Only the number is wanted: count the lines in the data with "head" in them.

* begin *

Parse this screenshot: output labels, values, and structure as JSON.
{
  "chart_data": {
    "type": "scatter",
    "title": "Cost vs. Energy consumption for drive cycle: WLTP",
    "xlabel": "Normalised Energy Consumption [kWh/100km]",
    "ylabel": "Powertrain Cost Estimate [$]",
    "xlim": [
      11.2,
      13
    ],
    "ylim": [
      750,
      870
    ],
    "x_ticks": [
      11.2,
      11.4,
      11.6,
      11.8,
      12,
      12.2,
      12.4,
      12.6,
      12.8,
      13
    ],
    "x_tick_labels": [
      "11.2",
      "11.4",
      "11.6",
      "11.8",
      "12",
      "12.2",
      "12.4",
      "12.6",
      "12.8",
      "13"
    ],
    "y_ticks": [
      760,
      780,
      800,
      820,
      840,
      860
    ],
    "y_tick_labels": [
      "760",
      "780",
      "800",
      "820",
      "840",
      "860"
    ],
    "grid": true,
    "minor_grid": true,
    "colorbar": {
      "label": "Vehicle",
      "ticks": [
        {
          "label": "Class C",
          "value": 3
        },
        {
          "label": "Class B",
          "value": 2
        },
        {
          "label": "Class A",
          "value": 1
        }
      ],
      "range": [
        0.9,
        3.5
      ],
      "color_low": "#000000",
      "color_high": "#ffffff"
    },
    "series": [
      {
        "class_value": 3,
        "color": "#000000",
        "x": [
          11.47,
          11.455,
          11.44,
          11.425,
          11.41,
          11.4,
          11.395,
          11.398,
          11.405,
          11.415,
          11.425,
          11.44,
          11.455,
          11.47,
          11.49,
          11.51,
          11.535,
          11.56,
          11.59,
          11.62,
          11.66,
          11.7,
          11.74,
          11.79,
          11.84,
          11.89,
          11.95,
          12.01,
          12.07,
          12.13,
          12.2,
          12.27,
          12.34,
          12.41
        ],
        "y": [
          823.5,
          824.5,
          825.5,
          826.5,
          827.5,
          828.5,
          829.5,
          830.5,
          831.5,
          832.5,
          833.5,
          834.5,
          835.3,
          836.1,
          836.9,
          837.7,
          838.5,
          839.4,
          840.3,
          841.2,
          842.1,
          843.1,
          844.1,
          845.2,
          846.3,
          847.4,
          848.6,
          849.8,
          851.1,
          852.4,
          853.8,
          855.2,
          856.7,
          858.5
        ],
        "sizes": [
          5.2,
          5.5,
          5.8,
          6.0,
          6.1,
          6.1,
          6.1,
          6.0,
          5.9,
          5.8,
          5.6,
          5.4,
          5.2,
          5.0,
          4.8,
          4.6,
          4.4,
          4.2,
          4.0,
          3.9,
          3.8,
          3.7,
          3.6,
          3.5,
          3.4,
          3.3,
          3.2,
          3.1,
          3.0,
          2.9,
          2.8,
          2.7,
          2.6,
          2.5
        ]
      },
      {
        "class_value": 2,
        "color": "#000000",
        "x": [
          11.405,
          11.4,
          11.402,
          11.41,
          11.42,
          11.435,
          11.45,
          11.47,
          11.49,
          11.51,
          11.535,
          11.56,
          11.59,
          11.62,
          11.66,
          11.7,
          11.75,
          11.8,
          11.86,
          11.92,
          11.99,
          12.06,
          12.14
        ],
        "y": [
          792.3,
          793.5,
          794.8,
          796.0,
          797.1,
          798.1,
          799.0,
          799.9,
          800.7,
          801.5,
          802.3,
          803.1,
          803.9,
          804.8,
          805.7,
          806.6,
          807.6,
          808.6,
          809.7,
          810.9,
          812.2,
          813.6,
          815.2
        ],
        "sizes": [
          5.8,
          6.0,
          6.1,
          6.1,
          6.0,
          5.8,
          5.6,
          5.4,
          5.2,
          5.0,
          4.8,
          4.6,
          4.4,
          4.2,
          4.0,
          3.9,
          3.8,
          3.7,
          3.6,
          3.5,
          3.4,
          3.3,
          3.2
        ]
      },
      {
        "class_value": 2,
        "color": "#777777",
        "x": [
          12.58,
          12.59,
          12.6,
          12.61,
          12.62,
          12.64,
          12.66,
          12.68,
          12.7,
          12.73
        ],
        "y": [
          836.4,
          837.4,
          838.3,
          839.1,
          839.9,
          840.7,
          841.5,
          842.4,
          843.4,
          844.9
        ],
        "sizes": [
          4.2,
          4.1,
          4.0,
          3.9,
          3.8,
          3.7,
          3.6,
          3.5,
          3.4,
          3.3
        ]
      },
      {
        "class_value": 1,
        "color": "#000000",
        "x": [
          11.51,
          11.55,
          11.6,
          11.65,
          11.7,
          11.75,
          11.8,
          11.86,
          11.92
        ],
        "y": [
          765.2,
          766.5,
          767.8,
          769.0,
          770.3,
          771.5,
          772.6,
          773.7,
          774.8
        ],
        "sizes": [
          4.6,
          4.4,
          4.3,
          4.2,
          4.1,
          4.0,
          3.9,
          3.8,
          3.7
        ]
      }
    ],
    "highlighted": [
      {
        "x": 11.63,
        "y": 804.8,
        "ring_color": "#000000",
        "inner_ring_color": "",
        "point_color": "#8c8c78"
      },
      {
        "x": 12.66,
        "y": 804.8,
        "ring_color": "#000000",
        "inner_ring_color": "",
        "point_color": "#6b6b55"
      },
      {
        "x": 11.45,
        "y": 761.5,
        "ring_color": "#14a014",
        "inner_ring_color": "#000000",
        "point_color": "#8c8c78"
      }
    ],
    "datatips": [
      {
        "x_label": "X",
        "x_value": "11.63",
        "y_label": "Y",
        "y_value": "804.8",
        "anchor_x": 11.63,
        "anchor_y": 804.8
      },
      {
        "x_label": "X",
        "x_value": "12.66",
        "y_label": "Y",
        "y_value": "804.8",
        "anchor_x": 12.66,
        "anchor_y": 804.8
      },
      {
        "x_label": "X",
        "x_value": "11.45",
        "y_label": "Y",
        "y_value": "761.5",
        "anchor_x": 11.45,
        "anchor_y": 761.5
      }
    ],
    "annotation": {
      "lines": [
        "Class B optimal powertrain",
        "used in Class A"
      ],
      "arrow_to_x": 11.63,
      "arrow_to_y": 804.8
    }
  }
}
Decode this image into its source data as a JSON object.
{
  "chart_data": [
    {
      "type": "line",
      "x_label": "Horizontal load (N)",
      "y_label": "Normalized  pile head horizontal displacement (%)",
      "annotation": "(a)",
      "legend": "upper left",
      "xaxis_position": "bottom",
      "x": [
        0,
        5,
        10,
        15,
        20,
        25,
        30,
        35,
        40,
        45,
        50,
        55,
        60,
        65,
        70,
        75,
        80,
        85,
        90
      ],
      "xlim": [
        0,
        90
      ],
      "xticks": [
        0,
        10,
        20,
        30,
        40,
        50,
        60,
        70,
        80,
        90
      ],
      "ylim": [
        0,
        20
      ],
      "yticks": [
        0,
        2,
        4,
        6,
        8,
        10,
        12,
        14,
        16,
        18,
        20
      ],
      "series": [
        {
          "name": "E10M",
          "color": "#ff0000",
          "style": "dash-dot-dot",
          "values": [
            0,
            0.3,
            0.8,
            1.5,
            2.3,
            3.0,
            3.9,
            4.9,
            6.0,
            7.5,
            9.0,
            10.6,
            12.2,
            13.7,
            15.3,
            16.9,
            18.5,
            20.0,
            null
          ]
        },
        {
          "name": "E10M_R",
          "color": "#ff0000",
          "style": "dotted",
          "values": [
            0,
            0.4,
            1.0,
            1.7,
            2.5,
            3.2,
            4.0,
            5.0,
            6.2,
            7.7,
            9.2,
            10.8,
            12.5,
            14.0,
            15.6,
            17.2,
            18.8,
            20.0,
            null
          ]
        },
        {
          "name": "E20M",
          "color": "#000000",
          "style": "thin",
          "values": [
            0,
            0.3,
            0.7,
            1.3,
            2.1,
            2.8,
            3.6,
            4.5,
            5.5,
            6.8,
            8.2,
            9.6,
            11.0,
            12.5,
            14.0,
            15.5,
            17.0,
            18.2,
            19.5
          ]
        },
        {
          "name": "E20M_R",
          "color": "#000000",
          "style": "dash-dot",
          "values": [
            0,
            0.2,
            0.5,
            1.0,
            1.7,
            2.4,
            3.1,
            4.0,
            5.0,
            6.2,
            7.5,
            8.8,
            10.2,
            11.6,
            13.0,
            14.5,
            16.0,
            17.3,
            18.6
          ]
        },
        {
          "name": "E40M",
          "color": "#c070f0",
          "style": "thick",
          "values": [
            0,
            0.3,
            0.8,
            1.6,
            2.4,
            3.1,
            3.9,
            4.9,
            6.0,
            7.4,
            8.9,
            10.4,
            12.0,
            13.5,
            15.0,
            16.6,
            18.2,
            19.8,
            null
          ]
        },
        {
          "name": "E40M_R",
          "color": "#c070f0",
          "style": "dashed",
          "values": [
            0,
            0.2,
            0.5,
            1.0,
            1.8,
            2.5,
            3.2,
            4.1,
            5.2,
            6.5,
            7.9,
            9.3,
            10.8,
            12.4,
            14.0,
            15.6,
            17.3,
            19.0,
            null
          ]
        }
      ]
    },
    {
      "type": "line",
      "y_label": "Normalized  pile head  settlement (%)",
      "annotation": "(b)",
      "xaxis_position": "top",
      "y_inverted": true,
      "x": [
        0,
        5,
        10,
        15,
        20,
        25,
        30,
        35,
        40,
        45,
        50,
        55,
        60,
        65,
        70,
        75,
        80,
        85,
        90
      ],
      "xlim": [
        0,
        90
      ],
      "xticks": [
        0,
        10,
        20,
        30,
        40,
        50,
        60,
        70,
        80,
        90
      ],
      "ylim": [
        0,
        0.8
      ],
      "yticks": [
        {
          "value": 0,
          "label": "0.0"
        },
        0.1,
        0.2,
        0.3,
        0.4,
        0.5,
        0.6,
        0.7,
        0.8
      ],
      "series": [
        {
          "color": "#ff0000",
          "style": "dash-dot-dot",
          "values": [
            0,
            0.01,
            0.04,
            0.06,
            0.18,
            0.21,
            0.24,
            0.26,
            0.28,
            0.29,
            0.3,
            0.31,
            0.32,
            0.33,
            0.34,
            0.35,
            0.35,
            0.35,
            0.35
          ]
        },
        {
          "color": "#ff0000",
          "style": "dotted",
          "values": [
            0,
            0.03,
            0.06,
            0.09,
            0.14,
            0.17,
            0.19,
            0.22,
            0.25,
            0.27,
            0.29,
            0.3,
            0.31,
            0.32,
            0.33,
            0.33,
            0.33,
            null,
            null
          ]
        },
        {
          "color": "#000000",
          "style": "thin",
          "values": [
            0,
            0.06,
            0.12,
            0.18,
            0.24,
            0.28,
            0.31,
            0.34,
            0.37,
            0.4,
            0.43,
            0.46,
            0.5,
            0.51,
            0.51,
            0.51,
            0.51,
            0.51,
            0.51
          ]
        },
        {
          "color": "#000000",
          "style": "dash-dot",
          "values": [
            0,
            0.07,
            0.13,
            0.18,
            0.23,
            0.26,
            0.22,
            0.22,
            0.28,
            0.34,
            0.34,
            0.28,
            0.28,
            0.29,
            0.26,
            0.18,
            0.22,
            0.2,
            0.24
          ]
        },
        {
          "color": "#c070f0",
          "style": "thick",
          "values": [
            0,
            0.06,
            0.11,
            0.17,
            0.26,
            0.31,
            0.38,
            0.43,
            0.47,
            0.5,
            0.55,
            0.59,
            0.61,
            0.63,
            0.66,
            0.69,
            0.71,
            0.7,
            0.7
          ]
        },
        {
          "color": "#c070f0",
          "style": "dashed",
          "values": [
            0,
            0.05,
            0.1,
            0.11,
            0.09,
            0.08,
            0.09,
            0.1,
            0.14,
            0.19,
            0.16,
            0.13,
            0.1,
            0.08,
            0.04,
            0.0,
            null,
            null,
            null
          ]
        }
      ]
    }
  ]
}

* end *

** TASK ANSWER **
2